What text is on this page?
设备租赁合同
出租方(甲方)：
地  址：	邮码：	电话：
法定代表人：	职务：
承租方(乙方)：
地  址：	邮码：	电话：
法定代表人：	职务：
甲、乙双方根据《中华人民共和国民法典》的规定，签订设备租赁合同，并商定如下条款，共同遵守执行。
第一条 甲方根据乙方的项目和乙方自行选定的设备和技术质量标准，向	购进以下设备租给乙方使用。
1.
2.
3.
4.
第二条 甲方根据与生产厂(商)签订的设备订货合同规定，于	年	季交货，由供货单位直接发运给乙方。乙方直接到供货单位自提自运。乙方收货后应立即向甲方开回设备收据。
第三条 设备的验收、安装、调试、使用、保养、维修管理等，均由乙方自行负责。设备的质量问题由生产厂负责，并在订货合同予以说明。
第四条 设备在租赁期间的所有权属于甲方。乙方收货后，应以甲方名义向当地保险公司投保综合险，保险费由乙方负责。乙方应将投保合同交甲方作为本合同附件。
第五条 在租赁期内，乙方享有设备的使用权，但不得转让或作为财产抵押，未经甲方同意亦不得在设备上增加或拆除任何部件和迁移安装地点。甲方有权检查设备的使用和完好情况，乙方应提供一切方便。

# [TASK TO CARRY OUT]
All of the data must be returned exactly.

# [SOLUTION FOR THIS PROBLEM]
What text is on this page?
设备租赁合同
出租方(甲方)：
地  址：	邮码：	电话：
法定代表人：	职务：
承租方(乙方)：
地  址：	邮码：	电话：
法定代表人：	职务：
甲、乙双方根据《中华人民共和国民法典》的规定，签订设备租赁合同，并商定如下条款，共同遵守执行。
第一条 甲方根据乙方的项目和乙方自行选定的设备和技术质量标准，向	购进以下设备租给乙方使用。
1.
2.
3.
4.
第二条 甲方根据与生产厂(商)签订的设备订货合同规定，于	年	季交货，由供货单位直接发运给乙方。乙方直接到供货单位自提自运。乙方收货后应立即向甲方开回设备收据。
第三条 设备的验收、安装、调试、使用、保养、维修管理等，均由乙方自行负责。设备的质量问题由生产厂负责，并在订货合同予以说明。
第四条 设备在租赁期间的所有权属于甲方。乙方收货后，应以甲方名义向当地保险公司投保综合险，保险费由乙方负责。乙方应将投保合同交甲方作为本合同附件。
第五条 在租赁期内，乙方享有设备的使用权，但不得转让或作为财产抵押，未经甲方同意亦不得在设备上增加或拆除任何部件和迁移安装地点。甲方有权检查设备的使用和完好情况，乙方应提供一切方便。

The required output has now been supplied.